Data to process
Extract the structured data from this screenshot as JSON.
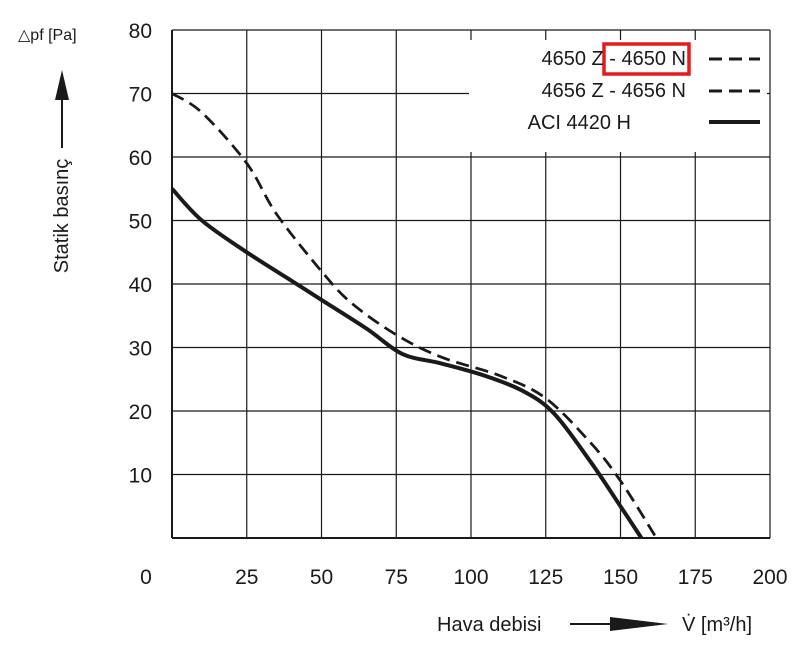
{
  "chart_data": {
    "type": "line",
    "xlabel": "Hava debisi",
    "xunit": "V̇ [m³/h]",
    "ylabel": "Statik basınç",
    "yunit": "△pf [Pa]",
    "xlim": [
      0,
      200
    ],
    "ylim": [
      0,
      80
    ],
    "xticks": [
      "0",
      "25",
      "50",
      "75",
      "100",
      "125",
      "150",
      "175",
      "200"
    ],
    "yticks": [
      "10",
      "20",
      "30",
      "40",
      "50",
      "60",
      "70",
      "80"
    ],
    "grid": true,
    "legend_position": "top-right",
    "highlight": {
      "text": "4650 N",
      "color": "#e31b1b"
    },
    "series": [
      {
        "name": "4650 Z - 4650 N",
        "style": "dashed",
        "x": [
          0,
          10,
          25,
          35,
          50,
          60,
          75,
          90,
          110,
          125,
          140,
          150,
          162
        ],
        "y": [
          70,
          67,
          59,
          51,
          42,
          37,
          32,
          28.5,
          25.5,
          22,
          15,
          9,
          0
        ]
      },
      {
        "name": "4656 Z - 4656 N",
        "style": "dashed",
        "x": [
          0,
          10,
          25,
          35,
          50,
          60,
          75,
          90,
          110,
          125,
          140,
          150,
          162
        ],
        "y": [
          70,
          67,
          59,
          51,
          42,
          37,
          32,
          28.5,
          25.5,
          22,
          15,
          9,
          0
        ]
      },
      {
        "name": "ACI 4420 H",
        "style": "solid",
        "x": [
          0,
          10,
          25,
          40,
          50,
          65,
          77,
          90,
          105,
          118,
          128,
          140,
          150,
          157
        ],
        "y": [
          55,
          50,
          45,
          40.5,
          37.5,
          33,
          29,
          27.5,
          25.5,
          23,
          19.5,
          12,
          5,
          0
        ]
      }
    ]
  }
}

...

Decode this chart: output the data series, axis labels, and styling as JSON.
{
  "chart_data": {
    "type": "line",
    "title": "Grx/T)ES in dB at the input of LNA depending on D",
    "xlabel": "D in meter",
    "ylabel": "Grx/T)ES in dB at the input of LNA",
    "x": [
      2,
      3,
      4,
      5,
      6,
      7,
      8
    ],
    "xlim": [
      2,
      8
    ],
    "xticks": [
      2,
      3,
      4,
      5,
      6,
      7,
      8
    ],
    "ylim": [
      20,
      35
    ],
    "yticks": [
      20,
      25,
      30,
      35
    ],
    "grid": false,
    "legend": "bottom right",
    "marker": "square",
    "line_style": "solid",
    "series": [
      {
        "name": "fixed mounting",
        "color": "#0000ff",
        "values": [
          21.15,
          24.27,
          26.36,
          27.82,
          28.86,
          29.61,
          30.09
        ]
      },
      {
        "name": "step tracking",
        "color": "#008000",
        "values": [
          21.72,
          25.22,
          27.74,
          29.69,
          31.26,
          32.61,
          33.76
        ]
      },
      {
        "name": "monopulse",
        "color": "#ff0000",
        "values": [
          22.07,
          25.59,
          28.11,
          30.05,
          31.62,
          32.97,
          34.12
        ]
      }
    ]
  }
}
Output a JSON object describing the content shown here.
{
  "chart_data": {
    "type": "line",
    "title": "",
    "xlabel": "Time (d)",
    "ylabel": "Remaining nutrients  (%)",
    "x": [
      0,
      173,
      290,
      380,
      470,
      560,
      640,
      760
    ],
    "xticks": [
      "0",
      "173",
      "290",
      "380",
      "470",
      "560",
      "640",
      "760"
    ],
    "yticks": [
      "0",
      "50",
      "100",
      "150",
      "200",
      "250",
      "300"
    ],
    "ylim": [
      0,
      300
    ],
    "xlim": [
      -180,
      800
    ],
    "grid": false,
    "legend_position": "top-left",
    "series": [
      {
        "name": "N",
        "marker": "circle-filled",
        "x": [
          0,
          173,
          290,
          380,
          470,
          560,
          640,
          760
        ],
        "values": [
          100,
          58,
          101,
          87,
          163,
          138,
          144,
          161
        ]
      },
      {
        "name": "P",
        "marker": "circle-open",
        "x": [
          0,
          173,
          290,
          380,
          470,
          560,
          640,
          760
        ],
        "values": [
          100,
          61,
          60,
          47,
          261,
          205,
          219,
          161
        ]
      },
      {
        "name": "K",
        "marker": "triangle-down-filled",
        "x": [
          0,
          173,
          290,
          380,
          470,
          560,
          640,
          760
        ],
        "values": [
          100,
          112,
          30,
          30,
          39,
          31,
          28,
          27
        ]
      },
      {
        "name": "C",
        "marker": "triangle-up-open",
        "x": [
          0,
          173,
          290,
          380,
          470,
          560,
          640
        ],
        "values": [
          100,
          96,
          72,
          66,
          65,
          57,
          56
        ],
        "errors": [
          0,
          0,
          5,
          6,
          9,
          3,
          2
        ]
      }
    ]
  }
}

...

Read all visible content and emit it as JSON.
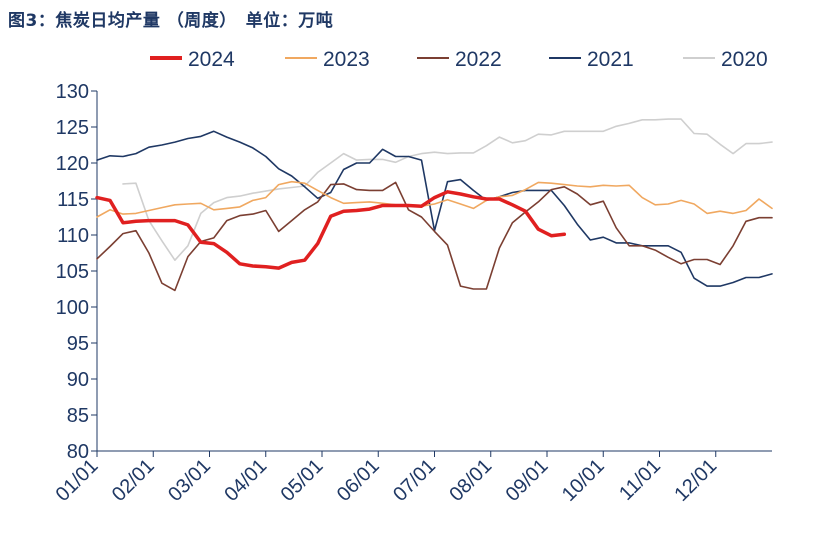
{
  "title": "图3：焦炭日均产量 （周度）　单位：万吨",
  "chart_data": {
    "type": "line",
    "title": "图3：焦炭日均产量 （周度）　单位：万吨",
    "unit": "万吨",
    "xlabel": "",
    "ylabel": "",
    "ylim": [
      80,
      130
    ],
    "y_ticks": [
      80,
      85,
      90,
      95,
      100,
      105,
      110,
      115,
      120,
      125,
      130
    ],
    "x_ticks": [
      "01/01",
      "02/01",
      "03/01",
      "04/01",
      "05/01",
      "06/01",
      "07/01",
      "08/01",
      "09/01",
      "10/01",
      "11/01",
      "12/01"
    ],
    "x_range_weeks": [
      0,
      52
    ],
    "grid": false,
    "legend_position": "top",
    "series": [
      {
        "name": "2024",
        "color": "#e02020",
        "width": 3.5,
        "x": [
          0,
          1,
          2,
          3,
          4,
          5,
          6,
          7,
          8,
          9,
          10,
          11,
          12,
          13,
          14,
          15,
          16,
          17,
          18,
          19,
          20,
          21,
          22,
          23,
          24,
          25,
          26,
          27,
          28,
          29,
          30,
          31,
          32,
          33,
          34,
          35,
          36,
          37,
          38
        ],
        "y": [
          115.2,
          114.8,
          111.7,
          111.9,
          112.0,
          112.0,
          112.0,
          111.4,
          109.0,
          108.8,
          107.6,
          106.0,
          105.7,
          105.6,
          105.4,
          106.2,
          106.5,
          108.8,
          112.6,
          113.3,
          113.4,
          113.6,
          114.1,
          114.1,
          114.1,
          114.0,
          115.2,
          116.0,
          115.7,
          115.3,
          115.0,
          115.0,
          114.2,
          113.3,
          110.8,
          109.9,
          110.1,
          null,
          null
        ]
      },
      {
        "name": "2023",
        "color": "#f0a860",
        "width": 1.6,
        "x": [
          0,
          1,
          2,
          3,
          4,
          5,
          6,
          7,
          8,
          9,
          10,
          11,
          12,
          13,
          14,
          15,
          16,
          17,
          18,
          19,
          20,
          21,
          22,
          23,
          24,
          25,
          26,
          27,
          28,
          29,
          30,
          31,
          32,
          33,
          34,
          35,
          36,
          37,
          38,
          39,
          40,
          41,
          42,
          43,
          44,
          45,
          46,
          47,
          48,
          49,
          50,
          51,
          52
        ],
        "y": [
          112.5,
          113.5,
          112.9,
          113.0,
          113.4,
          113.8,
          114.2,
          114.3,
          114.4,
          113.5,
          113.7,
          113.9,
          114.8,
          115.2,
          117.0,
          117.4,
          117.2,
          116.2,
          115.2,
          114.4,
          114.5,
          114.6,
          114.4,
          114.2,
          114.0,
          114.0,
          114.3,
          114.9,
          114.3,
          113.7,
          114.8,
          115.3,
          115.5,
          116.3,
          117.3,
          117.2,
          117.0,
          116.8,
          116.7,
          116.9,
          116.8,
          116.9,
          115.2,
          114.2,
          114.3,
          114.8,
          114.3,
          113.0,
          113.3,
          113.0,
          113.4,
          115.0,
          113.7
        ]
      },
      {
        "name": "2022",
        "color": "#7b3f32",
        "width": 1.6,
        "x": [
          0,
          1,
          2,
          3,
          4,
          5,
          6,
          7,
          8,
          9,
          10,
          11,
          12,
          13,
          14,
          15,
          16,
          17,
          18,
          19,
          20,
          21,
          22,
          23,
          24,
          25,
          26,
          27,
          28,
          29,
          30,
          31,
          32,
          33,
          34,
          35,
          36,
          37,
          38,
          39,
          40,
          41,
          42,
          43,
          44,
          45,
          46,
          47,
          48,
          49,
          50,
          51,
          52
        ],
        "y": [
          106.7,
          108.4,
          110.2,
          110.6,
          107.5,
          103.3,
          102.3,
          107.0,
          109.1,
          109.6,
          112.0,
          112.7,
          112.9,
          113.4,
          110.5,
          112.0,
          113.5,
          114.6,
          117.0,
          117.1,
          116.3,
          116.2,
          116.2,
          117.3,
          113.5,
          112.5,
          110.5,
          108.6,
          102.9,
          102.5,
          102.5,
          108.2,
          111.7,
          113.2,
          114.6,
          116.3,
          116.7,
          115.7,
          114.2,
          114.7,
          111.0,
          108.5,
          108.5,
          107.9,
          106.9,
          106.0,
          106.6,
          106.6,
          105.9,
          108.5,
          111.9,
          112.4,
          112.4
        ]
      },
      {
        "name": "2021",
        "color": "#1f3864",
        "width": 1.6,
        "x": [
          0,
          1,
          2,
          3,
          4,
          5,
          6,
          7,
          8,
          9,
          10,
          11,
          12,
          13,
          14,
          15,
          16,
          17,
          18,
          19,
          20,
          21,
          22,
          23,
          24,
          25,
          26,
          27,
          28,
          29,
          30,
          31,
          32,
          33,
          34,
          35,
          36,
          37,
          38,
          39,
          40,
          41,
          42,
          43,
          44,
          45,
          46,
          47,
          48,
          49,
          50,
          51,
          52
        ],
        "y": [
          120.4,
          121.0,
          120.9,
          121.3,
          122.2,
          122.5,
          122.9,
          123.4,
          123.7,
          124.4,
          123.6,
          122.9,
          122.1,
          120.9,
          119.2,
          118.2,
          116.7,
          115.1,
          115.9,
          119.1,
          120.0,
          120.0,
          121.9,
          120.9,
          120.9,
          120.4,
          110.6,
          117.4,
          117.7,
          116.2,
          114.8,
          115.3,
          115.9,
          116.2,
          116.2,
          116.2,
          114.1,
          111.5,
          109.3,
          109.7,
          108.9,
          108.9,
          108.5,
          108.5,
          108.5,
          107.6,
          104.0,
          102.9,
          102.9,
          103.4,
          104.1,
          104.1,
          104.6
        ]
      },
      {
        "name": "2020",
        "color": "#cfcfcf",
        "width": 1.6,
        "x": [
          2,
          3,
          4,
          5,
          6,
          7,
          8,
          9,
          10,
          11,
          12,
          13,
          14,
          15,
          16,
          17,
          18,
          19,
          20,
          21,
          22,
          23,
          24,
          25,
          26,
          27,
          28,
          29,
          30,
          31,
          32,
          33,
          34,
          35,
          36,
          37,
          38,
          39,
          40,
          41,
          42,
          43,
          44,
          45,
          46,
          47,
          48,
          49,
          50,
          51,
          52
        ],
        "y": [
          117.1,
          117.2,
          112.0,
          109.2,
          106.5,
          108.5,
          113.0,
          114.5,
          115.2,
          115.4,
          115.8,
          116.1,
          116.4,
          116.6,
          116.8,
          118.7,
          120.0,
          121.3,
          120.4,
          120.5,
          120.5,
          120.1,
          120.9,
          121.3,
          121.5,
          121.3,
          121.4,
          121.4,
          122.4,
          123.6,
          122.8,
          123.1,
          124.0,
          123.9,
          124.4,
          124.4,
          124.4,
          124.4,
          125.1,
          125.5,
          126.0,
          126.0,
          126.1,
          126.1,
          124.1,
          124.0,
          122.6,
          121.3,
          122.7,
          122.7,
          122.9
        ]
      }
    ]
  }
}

Required task
Locate the word "circle" in the entries, and copy every line where it is found.

Answer to this exercise
        "marker": "circle-filled",
        "marker": "circle-open",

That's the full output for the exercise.